→ **CHALLENGE**
Look through the material below for "this". Copy every line that contains it.

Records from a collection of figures

────────────────

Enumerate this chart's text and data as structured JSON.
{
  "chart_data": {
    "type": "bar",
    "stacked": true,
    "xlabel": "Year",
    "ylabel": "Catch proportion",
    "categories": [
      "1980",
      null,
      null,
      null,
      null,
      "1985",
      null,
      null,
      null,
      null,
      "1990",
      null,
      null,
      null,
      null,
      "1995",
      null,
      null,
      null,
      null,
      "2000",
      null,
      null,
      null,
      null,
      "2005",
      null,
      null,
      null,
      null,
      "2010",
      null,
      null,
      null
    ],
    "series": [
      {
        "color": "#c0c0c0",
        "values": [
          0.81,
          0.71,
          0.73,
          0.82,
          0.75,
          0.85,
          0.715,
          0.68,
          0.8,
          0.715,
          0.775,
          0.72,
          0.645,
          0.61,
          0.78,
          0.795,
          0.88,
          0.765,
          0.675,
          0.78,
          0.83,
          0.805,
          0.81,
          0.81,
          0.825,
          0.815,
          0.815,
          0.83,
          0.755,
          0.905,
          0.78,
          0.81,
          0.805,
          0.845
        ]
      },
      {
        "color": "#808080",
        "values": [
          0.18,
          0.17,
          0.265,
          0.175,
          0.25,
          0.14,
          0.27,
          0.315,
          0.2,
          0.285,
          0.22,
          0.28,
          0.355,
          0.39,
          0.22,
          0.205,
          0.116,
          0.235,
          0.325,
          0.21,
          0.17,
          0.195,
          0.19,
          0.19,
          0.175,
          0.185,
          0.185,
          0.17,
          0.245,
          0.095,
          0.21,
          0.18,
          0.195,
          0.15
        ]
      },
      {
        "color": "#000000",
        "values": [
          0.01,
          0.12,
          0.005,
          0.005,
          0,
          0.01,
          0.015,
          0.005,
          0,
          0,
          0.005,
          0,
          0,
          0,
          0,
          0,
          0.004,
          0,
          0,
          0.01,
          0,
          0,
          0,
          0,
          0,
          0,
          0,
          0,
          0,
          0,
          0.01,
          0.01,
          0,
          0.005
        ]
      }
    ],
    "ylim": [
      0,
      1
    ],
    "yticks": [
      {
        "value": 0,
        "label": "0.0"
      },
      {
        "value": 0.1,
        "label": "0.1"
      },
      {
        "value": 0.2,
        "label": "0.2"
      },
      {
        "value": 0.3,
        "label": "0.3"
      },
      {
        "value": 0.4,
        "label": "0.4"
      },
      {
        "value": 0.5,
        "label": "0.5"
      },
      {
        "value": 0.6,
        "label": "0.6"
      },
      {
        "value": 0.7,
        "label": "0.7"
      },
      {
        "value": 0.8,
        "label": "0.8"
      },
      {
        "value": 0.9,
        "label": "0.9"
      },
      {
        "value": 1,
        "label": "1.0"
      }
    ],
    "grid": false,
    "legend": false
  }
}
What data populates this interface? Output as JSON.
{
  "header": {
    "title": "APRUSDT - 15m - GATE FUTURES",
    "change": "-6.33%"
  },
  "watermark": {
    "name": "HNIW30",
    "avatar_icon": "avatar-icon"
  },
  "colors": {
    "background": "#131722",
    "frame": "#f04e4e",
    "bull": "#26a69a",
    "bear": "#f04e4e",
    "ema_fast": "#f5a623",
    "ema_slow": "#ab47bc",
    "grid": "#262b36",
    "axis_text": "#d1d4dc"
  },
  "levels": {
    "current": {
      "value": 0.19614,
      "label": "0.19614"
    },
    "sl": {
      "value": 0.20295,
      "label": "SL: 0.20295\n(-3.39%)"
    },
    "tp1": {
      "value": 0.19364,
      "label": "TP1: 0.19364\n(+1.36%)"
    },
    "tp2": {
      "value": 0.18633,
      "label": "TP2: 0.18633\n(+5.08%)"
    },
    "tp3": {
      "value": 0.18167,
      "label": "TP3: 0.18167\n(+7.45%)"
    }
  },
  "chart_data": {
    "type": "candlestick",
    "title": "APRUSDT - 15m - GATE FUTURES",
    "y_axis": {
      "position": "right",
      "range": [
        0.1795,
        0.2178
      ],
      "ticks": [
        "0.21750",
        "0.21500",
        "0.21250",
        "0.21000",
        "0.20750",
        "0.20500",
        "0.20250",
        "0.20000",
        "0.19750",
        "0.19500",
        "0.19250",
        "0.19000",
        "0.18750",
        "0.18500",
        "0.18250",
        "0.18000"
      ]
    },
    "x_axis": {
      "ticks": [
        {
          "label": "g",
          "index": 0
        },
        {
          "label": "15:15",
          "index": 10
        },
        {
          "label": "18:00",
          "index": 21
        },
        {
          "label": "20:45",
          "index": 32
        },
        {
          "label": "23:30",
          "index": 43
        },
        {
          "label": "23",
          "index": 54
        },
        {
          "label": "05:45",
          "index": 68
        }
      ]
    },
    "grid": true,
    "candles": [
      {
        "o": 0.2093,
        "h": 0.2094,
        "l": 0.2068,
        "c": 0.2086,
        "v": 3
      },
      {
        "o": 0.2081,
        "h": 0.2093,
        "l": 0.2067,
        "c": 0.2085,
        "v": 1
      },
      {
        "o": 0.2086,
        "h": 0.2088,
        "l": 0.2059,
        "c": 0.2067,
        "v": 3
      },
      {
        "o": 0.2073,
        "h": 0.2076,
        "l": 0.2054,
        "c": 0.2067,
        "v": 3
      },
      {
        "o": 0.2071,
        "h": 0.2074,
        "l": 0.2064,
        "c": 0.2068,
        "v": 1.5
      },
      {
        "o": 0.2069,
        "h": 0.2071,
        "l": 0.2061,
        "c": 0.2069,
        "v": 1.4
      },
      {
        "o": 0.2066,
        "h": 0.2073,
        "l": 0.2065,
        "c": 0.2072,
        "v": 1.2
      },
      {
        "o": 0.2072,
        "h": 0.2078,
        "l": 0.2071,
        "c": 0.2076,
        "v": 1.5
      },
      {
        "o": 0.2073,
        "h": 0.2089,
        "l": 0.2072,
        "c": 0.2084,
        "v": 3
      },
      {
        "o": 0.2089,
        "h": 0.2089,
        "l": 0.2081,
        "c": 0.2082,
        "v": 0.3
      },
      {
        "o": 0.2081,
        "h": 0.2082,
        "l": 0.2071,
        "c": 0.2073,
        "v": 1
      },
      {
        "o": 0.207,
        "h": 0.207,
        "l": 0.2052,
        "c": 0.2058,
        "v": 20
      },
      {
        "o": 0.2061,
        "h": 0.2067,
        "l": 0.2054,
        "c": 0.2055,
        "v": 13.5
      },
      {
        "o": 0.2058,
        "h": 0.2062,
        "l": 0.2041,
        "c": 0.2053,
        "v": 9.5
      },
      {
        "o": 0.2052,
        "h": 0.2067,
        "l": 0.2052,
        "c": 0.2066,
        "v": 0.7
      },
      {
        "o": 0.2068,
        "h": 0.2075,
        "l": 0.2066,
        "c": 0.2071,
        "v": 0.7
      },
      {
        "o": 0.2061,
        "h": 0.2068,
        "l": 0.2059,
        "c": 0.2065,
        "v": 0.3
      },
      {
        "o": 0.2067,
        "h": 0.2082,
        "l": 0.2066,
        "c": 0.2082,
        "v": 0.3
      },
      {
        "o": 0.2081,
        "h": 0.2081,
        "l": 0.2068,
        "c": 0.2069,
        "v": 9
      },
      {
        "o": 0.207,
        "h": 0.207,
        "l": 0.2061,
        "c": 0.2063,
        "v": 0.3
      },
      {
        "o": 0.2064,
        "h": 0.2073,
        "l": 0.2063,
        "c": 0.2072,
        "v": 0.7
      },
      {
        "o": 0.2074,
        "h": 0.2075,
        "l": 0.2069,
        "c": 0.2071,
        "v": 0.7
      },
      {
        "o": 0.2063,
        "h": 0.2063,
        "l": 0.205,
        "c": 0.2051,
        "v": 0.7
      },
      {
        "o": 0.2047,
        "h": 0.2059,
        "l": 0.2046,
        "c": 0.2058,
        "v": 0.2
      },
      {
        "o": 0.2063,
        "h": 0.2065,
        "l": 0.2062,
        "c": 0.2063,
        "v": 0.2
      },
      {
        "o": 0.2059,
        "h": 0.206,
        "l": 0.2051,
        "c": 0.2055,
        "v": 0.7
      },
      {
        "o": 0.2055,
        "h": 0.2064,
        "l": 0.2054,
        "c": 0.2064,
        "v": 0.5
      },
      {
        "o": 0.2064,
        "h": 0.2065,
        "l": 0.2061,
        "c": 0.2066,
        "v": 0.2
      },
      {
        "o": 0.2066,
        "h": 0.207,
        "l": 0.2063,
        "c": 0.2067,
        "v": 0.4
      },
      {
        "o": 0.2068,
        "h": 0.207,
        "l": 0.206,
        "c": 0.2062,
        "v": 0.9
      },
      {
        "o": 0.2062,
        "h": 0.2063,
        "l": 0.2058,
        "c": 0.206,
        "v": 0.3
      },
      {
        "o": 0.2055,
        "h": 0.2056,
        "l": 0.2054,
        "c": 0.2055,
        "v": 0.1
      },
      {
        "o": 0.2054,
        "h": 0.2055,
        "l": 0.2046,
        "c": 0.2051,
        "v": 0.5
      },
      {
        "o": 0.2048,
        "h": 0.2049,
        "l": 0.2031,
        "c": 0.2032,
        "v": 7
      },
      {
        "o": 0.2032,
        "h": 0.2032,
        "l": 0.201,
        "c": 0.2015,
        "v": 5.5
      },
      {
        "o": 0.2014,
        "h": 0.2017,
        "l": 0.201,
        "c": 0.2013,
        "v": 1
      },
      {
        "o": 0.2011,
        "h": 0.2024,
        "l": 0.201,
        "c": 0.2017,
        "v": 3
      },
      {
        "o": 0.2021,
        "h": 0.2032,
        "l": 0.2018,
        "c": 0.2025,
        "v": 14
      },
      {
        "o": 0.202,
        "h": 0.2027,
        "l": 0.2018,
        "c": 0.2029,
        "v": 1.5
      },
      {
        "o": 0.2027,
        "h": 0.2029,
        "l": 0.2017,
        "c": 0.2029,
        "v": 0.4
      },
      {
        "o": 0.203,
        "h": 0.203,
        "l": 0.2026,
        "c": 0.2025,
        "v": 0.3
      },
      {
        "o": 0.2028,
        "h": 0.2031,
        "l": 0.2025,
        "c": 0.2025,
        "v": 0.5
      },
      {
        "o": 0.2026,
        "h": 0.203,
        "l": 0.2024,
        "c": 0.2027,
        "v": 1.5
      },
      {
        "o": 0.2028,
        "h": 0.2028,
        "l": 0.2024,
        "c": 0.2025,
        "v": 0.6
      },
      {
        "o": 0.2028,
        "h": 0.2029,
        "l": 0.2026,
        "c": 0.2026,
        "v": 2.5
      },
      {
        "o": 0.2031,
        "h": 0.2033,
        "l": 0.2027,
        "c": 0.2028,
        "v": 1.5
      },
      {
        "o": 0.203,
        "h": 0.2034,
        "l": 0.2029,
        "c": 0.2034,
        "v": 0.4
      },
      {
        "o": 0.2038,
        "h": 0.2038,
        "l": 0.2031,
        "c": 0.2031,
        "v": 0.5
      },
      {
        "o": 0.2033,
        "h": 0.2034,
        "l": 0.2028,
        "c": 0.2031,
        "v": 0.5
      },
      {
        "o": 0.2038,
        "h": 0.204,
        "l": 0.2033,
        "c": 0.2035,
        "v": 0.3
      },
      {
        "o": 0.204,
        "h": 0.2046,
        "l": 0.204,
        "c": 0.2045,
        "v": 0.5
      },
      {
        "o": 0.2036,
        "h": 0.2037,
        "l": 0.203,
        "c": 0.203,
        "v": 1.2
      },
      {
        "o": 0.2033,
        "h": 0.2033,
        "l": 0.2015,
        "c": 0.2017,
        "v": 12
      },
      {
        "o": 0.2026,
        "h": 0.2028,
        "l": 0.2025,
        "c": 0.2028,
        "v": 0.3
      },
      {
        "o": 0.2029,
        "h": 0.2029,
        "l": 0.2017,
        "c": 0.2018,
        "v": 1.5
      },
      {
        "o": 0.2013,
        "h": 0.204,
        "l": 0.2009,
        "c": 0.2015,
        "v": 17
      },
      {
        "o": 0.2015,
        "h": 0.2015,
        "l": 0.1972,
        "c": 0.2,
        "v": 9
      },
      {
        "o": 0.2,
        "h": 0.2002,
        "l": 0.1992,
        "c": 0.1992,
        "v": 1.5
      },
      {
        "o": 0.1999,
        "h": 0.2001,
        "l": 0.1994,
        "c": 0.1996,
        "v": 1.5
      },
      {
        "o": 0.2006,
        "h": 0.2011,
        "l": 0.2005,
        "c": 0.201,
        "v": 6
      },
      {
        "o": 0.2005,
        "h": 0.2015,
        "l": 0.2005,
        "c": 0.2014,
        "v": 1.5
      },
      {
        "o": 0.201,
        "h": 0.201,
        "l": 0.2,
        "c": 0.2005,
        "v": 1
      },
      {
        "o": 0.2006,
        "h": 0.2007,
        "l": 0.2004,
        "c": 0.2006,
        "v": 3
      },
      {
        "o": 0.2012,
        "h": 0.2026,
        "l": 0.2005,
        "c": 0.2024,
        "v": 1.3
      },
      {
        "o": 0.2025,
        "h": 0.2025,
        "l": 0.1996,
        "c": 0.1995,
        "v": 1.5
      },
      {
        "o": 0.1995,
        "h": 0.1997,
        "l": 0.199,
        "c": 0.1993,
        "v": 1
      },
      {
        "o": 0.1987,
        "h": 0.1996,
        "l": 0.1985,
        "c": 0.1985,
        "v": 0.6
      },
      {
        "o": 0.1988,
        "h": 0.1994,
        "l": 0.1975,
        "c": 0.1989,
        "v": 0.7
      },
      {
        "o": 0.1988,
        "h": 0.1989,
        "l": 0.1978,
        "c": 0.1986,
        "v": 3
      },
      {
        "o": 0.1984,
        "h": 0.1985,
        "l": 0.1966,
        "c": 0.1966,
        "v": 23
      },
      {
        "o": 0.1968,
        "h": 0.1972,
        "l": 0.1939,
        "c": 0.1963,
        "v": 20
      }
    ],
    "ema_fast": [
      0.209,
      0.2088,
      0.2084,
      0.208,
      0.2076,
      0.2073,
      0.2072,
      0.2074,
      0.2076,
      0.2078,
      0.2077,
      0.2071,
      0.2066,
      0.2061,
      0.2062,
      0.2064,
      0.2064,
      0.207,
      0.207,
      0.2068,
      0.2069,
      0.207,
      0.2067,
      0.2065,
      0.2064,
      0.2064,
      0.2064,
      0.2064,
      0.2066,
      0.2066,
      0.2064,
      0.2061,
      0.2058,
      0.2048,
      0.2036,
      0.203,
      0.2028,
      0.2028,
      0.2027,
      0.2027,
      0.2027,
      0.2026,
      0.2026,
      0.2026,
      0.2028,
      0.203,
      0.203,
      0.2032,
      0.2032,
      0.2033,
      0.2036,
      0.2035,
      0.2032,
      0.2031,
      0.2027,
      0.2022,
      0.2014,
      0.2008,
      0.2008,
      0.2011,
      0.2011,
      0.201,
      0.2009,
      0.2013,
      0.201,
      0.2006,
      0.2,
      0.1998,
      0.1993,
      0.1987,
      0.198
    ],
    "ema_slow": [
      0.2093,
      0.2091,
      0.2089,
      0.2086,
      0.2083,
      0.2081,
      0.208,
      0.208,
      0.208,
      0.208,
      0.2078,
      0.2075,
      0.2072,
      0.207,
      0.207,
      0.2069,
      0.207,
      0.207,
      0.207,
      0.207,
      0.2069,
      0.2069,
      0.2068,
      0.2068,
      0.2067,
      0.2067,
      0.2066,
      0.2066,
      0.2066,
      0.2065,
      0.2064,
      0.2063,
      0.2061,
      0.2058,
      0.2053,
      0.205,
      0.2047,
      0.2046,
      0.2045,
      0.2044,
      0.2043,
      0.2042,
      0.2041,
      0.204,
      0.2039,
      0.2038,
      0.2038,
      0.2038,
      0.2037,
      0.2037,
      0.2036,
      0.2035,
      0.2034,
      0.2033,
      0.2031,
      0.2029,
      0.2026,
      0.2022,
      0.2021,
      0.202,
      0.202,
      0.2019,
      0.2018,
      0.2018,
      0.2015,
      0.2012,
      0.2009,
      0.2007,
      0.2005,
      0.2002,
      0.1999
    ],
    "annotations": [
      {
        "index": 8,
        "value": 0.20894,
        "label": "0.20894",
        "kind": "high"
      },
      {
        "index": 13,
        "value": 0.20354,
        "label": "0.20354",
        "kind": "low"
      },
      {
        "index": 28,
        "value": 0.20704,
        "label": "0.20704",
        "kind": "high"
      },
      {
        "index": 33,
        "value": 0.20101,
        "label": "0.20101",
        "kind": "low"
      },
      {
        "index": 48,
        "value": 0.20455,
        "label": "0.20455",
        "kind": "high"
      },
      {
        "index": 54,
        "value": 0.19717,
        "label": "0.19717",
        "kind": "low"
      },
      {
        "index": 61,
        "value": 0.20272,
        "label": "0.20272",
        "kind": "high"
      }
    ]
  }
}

────────────────

→ **COMPLETE RESPONSE**
Enumerate this chart's text and data as structured JSON.
What data populates this interface? Output as JSON.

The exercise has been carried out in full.